### The request
Every line that holds "axis" should be shown.

## BEGIN Data records

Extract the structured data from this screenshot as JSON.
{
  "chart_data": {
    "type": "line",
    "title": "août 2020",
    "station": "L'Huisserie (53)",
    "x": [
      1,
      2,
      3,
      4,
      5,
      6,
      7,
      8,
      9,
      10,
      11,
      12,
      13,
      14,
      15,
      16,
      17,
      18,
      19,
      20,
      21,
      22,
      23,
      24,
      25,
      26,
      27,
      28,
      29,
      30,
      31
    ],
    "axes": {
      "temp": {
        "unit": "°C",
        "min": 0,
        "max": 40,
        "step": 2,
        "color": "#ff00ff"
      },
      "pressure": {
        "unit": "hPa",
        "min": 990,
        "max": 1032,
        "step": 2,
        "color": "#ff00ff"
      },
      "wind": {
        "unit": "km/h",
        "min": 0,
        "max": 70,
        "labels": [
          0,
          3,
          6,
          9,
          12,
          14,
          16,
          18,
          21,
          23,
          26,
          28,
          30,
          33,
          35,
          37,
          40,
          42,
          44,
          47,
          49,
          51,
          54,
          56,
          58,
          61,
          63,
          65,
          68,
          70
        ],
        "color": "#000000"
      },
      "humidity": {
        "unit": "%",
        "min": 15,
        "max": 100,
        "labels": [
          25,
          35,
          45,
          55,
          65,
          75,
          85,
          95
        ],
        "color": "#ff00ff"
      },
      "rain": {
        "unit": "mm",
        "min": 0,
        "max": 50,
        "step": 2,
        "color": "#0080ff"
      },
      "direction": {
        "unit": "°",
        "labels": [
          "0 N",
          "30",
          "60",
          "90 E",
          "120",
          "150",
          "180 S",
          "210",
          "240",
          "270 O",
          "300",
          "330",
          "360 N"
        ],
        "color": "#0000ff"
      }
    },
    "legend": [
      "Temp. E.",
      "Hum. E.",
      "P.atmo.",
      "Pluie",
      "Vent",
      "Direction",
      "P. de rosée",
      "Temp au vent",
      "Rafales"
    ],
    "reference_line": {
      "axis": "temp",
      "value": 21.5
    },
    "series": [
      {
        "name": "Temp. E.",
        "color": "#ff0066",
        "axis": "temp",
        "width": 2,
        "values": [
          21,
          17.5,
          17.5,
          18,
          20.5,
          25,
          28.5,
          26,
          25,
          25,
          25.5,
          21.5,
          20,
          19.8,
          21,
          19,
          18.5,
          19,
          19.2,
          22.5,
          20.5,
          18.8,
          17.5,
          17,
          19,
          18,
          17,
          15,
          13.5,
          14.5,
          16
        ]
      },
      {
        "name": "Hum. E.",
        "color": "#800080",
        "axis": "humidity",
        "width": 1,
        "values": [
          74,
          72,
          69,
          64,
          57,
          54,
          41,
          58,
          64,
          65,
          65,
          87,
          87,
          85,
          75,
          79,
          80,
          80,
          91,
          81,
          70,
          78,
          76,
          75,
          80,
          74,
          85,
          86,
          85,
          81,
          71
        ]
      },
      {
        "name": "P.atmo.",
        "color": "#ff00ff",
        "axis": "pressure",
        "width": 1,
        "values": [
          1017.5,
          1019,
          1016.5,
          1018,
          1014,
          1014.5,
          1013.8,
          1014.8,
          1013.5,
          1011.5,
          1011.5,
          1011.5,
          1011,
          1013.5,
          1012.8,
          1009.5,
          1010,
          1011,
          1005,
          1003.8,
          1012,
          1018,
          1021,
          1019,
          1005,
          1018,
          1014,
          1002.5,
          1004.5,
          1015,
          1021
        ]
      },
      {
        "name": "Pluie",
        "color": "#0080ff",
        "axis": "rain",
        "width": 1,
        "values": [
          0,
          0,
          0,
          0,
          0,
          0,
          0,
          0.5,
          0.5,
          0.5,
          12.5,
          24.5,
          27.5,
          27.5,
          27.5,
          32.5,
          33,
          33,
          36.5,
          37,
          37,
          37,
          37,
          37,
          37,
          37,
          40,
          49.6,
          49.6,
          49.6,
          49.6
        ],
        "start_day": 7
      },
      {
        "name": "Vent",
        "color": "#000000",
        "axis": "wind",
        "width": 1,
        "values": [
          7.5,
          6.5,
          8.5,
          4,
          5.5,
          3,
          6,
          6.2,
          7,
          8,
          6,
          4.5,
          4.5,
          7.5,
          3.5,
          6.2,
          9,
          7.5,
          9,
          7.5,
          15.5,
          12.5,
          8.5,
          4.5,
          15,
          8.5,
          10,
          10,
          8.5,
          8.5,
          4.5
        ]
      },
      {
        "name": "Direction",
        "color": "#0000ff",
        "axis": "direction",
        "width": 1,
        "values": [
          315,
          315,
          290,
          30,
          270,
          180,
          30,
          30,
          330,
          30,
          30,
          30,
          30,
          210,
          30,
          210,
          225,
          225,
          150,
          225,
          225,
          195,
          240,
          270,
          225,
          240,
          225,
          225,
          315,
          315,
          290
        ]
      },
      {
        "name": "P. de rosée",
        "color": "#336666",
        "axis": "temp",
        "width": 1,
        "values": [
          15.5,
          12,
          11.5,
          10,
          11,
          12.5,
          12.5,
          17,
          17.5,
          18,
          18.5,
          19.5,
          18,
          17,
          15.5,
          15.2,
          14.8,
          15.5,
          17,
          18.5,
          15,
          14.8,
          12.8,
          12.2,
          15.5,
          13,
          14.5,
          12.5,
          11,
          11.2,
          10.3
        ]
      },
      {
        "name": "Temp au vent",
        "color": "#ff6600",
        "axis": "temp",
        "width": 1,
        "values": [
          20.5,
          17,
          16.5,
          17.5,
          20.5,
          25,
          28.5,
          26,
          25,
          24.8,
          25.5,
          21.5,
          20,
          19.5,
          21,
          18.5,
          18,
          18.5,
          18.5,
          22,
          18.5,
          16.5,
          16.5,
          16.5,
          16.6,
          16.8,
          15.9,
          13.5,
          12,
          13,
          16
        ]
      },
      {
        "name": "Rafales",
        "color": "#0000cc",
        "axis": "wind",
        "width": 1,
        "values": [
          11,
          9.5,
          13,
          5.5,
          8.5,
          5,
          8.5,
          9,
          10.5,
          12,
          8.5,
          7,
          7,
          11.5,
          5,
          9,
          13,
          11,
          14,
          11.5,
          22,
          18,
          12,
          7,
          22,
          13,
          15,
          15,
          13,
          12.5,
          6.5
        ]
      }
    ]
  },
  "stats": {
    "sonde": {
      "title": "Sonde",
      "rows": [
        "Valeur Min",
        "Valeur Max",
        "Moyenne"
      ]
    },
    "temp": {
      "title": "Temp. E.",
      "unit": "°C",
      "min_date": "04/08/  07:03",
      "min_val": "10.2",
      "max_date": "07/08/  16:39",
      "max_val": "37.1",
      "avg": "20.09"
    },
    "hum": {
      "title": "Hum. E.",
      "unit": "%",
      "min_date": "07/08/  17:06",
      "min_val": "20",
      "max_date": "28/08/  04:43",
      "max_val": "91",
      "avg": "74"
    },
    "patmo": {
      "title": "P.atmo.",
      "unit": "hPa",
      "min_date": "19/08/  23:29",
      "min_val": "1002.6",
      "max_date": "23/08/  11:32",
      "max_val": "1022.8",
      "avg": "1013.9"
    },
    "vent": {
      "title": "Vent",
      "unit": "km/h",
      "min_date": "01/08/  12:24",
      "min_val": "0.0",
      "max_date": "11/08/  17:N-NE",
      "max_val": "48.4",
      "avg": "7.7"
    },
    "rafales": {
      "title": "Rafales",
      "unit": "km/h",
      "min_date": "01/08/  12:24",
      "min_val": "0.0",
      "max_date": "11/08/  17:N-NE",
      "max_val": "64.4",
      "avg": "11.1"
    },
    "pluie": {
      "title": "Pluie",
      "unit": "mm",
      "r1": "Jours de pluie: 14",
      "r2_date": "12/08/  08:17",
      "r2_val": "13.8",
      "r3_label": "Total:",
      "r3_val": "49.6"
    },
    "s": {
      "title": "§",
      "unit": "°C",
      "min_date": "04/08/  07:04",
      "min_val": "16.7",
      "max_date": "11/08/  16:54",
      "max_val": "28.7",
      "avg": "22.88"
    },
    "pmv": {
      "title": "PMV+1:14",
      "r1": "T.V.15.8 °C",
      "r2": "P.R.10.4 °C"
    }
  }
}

## END Data records

### Written answer
      "axis": "temp",
        "axis": "temp",
        "axis": "humidity",
        "axis": "pressure",
        "axis": "rain",
        "axis": "wind",
        "axis": "direction",
        "axis": "temp",
        "axis": "temp",
        "axis": "wind",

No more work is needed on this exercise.